--- Begin ---

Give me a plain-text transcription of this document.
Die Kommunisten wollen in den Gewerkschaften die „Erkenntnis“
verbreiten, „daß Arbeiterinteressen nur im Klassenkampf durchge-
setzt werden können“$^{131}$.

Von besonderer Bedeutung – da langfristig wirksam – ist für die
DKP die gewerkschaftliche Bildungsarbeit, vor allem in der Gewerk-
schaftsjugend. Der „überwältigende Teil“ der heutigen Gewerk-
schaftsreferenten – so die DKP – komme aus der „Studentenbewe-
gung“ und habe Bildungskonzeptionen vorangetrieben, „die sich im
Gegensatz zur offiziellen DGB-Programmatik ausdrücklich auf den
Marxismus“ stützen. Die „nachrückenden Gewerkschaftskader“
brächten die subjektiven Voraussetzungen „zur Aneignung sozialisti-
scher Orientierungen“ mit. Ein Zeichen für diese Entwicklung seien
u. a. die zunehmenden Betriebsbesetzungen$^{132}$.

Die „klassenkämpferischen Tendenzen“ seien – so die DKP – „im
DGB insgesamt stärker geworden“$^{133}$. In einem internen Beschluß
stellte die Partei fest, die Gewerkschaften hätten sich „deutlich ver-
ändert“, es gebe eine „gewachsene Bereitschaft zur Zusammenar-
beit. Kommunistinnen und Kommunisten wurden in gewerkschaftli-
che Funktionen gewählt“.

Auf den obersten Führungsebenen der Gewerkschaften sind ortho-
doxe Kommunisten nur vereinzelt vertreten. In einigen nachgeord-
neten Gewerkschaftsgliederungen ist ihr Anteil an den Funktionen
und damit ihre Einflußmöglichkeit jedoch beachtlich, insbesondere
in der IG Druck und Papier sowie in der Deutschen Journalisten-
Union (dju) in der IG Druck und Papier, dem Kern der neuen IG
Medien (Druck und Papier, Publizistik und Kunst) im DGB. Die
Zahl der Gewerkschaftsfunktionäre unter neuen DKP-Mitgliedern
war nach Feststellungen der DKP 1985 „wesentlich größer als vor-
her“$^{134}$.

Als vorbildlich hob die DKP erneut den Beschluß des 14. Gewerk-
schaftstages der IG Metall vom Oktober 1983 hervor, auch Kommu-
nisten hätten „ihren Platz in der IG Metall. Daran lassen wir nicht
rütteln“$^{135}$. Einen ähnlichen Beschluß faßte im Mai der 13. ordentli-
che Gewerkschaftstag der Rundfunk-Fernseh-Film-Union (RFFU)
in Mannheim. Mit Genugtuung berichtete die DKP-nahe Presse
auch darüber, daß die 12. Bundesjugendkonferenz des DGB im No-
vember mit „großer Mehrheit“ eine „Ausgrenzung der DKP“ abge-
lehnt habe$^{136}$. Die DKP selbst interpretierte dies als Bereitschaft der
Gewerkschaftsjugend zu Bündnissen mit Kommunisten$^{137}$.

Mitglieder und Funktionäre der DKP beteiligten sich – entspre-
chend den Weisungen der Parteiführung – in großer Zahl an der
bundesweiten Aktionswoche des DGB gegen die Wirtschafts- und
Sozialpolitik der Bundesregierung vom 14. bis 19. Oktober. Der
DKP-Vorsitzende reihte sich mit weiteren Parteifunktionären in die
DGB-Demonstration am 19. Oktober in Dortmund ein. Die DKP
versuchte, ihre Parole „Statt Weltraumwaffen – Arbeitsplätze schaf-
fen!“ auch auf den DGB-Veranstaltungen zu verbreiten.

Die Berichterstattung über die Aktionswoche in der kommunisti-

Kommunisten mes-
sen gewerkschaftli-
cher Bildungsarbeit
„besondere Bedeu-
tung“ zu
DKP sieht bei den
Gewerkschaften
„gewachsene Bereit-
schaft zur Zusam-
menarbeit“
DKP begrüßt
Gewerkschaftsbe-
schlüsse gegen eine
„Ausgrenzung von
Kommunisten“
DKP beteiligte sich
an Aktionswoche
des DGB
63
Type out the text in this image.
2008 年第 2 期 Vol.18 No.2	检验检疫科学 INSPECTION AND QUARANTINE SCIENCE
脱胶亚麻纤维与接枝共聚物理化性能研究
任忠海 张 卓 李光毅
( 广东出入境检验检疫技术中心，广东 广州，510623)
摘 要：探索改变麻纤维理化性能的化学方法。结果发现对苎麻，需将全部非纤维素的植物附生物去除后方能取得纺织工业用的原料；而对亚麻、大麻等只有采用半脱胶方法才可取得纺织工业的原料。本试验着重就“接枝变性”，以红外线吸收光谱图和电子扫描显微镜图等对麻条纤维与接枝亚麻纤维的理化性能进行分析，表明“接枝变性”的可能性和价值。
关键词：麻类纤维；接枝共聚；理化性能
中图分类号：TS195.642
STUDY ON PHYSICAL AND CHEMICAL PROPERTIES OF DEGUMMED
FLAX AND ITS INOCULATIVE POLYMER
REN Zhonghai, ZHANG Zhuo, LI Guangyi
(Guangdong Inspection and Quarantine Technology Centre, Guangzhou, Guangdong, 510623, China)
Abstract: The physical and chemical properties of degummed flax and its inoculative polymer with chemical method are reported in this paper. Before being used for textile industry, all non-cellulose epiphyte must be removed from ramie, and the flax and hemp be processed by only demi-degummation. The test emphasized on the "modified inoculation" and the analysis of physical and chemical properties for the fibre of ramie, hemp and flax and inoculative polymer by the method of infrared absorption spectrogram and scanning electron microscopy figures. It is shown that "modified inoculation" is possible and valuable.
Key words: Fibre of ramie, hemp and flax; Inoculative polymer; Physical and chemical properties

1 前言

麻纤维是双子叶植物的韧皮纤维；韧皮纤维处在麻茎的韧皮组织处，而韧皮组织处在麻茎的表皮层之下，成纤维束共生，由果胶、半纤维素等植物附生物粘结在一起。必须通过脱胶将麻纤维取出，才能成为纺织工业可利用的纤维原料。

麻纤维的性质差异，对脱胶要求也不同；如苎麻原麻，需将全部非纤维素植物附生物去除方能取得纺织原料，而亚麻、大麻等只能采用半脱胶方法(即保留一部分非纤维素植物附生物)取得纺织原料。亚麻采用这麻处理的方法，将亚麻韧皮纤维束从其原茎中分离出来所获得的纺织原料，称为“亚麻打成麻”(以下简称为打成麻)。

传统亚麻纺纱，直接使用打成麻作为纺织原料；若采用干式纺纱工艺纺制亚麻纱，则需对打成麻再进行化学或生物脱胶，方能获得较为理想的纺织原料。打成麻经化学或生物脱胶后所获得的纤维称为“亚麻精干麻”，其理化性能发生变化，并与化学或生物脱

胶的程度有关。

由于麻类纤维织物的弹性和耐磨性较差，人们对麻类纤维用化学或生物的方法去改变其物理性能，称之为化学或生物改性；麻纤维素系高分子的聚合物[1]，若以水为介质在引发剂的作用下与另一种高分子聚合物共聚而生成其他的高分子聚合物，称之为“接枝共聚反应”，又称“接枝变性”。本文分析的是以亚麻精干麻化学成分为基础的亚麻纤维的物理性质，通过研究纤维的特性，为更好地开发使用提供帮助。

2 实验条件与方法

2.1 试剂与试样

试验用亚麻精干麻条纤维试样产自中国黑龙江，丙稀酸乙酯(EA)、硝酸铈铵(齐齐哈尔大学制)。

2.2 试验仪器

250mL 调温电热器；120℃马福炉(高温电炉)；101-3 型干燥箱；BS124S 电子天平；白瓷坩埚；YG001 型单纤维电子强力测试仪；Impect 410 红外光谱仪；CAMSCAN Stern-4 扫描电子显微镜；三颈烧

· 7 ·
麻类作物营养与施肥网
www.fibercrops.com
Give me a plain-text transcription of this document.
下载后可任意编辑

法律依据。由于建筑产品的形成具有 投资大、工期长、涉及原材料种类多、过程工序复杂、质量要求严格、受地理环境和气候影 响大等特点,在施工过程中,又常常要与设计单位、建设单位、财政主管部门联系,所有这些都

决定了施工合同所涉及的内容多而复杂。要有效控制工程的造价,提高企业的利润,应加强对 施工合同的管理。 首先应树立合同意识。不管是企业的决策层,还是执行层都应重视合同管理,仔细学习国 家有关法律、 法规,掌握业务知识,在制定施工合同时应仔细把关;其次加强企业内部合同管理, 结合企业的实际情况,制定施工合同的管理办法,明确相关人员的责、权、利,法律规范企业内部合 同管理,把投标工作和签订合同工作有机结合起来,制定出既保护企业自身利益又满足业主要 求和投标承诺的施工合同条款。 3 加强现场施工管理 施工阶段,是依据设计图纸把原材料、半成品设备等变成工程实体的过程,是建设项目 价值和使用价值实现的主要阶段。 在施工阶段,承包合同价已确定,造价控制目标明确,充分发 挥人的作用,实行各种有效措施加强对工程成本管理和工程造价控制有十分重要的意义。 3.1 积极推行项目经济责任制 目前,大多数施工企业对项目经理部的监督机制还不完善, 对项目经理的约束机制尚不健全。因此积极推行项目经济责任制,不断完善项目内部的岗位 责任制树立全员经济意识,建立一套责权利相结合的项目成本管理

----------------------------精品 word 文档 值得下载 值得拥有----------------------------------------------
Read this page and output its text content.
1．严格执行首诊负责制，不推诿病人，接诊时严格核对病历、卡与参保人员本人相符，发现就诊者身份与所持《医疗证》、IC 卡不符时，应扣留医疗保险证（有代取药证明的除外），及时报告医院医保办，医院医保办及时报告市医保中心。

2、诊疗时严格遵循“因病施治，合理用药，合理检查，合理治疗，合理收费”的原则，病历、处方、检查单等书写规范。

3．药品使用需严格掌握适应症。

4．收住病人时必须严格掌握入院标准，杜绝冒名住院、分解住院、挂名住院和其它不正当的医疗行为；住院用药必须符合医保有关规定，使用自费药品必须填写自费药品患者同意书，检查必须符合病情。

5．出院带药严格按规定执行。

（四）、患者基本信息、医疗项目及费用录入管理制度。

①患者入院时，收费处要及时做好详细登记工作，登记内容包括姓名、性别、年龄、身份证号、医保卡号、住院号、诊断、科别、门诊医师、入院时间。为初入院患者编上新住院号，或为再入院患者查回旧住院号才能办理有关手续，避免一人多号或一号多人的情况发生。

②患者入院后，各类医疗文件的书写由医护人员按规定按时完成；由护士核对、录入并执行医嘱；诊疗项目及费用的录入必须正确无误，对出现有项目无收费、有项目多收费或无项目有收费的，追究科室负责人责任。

--- End ---

=== Request ===
In the records above, find the line containing "Read this page and output its text content."; please retype it and every line after it through the last line, exactly and with nothing else.

=== Answer in full ===
Read this page and output its text content.
1．严格执行首诊负责制，不推诿病人，接诊时严格核对病历、卡与参保人员本人相符，发现就诊者身份与所持《医疗证》、IC 卡不符时，应扣留医疗保险证（有代取药证明的除外），及时报告医院医保办，医院医保办及时报告市医保中心。

2、诊疗时严格遵循“因病施治，合理用药，合理检查，合理治疗，合理收费”的原则，病历、处方、检查单等书写规范。

3．药品使用需严格掌握适应症。

4．收住病人时必须严格掌握入院标准，杜绝冒名住院、分解住院、挂名住院和其它不正当的医疗行为；住院用药必须符合医保有关规定，使用自费药品必须填写自费药品患者同意书，检查必须符合病情。

5．出院带药严格按规定执行。

（四）、患者基本信息、医疗项目及费用录入管理制度。

①患者入院时，收费处要及时做好详细登记工作，登记内容包括姓名、性别、年龄、身份证号、医保卡号、住院号、诊断、科别、门诊医师、入院时间。为初入院患者编上新住院号，或为再入院患者查回旧住院号才能办理有关手续，避免一人多号或一号多人的情况发生。

②患者入院后，各类医疗文件的书写由医护人员按规定按时完成；由护士核对、录入并执行医嘱；诊疗项目及费用的录入必须正确无误，对出现有项目无收费、有项目多收费或无项目有收费的，追究科室负责人责任。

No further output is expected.